--- INPUT RECORDS ---
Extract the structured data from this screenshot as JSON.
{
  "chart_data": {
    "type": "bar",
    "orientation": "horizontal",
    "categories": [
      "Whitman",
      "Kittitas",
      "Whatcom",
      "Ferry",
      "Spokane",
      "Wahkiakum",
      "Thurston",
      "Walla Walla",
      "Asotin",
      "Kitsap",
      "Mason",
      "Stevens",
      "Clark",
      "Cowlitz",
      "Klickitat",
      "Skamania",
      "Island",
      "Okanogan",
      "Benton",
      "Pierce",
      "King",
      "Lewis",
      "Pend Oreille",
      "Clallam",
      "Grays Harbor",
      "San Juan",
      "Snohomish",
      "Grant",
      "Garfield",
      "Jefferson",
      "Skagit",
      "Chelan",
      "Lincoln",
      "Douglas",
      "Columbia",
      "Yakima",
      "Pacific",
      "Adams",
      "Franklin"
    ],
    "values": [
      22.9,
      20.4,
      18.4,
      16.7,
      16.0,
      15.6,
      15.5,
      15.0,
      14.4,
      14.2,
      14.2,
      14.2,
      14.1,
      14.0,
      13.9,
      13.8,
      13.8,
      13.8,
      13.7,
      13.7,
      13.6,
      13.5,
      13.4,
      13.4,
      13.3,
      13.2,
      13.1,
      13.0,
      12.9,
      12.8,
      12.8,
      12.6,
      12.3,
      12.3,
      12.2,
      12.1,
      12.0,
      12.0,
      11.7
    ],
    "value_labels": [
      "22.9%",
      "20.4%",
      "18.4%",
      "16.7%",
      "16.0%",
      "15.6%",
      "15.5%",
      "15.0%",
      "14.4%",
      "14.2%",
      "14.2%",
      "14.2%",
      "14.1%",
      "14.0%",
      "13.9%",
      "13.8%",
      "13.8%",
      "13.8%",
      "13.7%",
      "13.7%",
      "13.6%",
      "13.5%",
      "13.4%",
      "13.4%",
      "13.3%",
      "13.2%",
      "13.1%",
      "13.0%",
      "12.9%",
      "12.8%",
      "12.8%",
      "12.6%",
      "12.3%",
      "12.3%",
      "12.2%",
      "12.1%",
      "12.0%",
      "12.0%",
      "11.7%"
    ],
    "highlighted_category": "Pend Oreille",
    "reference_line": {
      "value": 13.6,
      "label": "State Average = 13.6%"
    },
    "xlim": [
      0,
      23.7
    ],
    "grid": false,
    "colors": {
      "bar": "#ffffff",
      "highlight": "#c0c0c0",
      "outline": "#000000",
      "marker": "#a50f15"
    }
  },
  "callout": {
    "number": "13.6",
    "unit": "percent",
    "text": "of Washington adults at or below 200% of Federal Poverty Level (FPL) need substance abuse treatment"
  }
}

--- WHAT YOU NEED TO DO ---
Type out the material again exactly as presented.

--- OUTPUT ---
Extract the structured data from this screenshot as JSON.
{
  "chart_data": {
    "type": "bar",
    "orientation": "horizontal",
    "categories": [
      "Whitman",
      "Kittitas",
      "Whatcom",
      "Ferry",
      "Spokane",
      "Wahkiakum",
      "Thurston",
      "Walla Walla",
      "Asotin",
      "Kitsap",
      "Mason",
      "Stevens",
      "Clark",
      "Cowlitz",
      "Klickitat",
      "Skamania",
      "Island",
      "Okanogan",
      "Benton",
      "Pierce",
      "King",
      "Lewis",
      "Pend Oreille",
      "Clallam",
      "Grays Harbor",
      "San Juan",
      "Snohomish",
      "Grant",
      "Garfield",
      "Jefferson",
      "Skagit",
      "Chelan",
      "Lincoln",
      "Douglas",
      "Columbia",
      "Yakima",
      "Pacific",
      "Adams",
      "Franklin"
    ],
    "values": [
      22.9,
      20.4,
      18.4,
      16.7,
      16.0,
      15.6,
      15.5,
      15.0,
      14.4,
      14.2,
      14.2,
      14.2,
      14.1,
      14.0,
      13.9,
      13.8,
      13.8,
      13.8,
      13.7,
      13.7,
      13.6,
      13.5,
      13.4,
      13.4,
      13.3,
      13.2,
      13.1,
      13.0,
      12.9,
      12.8,
      12.8,
      12.6,
      12.3,
      12.3,
      12.2,
      12.1,
      12.0,
      12.0,
      11.7
    ],
    "value_labels": [
      "22.9%",
      "20.4%",
      "18.4%",
      "16.7%",
      "16.0%",
      "15.6%",
      "15.5%",
      "15.0%",
      "14.4%",
      "14.2%",
      "14.2%",
      "14.2%",
      "14.1%",
      "14.0%",
      "13.9%",
      "13.8%",
      "13.8%",
      "13.8%",
      "13.7%",
      "13.7%",
      "13.6%",
      "13.5%",
      "13.4%",
      "13.4%",
      "13.3%",
      "13.2%",
      "13.1%",
      "13.0%",
      "12.9%",
      "12.8%",
      "12.8%",
      "12.6%",
      "12.3%",
      "12.3%",
      "12.2%",
      "12.1%",
      "12.0%",
      "12.0%",
      "11.7%"
    ],
    "highlighted_category": "Pend Oreille",
    "reference_line": {
      "value": 13.6,
      "label": "State Average = 13.6%"
    },
    "xlim": [
      0,
      23.7
    ],
    "grid": false,
    "colors": {
      "bar": "#ffffff",
      "highlight": "#c0c0c0",
      "outline": "#000000",
      "marker": "#a50f15"
    }
  },
  "callout": {
    "number": "13.6",
    "unit": "percent",
    "text": "of Washington adults at or below 200% of Federal Poverty Level (FPL) need substance abuse treatment"
  }
}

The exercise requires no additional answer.